> Set exercise: Scan the data for lines with "contain" and report the count by itself.

= = = = =

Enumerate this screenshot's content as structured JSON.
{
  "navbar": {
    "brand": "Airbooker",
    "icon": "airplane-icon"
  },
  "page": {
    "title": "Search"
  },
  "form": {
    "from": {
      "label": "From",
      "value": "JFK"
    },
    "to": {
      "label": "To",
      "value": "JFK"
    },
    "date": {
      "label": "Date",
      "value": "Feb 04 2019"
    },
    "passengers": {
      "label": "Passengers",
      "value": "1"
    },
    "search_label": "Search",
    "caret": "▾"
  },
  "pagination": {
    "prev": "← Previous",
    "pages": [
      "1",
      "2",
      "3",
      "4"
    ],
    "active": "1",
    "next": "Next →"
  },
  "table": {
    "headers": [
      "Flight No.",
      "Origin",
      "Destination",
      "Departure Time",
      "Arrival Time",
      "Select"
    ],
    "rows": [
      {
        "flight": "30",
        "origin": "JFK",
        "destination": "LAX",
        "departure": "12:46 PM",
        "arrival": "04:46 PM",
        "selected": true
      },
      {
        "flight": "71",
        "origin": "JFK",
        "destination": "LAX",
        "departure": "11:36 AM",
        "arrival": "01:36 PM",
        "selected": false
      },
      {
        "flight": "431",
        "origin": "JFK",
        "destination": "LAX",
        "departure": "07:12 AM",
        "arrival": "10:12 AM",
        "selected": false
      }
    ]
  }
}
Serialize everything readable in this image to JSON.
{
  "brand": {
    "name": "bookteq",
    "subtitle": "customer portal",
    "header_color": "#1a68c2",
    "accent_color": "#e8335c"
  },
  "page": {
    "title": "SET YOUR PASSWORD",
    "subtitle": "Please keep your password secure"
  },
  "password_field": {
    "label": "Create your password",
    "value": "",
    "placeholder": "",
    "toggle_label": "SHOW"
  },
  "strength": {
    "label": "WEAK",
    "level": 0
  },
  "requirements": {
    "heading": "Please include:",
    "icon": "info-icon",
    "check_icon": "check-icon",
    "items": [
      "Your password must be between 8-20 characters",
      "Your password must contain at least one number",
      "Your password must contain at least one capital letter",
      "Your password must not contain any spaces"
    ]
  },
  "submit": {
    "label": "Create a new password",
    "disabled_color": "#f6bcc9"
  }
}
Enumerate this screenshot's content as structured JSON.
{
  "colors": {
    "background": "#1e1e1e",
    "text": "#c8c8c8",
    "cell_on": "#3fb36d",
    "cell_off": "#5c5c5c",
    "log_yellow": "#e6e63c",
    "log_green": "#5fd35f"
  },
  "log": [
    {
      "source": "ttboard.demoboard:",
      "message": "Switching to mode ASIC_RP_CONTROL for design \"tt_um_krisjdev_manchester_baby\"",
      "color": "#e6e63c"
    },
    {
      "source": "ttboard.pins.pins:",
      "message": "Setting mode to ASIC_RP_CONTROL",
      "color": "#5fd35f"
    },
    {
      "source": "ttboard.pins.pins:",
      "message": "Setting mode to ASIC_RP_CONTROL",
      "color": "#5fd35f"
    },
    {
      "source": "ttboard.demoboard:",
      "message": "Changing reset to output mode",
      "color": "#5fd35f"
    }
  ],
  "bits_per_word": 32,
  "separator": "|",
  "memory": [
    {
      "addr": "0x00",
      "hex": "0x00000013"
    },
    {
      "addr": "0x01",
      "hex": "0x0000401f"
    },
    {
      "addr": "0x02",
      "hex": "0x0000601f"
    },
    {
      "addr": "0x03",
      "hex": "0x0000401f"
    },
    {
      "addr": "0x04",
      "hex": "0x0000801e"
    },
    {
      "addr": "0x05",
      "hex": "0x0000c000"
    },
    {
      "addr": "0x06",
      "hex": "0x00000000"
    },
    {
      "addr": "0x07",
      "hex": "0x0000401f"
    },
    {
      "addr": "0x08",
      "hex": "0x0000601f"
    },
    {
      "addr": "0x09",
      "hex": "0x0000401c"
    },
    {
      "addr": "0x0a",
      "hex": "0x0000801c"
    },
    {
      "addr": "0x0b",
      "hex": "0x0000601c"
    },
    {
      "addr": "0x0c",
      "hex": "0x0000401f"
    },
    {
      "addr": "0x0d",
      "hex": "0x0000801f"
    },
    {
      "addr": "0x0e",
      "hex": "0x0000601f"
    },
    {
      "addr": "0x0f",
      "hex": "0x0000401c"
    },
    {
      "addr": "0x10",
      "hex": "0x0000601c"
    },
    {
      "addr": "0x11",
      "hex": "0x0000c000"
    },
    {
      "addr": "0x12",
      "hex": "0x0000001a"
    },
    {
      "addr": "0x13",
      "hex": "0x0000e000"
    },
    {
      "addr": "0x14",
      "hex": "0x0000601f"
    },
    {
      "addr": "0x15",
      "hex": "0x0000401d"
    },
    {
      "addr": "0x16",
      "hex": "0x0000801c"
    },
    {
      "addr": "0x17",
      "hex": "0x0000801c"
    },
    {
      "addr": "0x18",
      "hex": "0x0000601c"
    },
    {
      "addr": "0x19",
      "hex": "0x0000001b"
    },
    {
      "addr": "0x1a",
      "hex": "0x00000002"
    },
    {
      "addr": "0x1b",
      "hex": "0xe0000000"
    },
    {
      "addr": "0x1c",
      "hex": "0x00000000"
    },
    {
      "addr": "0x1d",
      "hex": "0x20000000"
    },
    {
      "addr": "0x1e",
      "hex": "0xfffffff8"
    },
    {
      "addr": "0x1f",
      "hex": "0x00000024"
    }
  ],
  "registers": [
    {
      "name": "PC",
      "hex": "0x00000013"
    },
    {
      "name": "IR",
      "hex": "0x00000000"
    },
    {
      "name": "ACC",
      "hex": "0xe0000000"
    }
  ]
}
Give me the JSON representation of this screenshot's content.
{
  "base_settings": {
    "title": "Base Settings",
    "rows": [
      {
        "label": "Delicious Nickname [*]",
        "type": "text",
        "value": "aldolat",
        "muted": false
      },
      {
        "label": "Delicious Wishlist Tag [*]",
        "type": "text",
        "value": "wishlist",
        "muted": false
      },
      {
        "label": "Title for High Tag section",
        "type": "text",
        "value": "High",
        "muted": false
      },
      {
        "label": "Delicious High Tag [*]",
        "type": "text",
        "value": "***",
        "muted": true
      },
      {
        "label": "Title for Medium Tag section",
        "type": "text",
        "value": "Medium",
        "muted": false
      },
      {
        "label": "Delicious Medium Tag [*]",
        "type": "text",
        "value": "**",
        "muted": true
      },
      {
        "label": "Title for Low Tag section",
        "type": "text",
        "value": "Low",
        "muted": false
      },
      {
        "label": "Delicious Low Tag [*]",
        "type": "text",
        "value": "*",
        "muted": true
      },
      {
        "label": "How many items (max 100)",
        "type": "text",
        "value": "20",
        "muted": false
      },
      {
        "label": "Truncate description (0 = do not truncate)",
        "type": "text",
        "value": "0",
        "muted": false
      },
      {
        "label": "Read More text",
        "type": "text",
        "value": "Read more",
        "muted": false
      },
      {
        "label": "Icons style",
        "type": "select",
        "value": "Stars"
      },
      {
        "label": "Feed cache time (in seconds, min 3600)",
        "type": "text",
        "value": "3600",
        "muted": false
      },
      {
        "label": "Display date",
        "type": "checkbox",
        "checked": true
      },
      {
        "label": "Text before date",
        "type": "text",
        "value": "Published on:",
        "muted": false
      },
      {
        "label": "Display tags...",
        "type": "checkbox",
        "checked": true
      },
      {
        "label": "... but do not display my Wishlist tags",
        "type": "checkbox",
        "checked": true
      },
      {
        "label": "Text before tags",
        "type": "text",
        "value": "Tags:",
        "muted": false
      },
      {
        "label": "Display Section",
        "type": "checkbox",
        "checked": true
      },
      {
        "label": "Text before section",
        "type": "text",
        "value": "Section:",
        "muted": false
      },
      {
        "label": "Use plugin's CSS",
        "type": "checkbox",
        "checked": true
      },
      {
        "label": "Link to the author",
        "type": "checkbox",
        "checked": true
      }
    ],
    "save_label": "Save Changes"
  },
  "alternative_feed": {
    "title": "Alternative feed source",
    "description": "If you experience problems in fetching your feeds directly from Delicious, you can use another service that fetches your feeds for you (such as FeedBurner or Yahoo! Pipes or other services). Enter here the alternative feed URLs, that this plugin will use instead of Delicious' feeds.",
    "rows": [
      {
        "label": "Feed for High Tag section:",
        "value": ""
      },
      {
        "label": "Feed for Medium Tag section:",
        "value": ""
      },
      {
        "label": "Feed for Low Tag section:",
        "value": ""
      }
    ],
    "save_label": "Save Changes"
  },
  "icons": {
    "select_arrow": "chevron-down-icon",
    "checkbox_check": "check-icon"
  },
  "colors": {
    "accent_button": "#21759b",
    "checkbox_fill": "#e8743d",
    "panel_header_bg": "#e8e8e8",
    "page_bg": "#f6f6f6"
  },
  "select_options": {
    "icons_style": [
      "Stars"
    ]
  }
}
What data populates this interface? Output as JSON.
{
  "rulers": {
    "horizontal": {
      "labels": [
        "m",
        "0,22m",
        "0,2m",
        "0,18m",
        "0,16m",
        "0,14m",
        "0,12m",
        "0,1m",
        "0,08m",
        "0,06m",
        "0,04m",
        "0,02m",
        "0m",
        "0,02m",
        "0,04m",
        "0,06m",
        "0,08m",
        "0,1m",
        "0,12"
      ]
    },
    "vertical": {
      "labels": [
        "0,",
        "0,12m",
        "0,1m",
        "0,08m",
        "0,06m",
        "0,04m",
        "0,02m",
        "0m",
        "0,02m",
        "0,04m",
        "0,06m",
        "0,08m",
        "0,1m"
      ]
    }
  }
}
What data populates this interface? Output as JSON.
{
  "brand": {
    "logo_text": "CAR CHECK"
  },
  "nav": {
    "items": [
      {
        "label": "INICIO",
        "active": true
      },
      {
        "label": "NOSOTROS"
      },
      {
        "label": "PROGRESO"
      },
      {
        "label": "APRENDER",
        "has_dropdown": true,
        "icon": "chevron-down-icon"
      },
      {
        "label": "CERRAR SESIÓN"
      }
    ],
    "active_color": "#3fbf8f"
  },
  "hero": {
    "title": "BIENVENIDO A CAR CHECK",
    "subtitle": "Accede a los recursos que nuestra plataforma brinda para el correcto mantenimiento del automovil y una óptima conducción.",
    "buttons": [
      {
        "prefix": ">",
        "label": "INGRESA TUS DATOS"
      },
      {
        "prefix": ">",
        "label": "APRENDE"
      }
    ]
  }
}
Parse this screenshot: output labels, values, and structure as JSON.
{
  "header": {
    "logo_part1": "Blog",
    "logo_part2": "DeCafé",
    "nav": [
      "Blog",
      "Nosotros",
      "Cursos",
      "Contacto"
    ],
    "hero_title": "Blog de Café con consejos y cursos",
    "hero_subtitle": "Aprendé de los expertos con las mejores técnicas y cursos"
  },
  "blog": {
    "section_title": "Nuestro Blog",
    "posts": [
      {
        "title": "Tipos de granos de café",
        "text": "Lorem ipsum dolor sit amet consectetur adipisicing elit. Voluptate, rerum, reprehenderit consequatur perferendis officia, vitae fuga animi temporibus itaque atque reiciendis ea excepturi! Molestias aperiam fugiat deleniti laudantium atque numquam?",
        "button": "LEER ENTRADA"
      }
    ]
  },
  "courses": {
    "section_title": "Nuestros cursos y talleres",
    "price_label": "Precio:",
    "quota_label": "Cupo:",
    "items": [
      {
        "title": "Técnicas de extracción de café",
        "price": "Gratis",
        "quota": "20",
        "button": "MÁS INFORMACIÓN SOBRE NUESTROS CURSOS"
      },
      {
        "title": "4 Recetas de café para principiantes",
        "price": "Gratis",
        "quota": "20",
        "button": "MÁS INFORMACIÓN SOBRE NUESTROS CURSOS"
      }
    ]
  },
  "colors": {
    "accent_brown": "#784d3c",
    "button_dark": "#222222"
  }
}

= = = = =

> Complete output: 3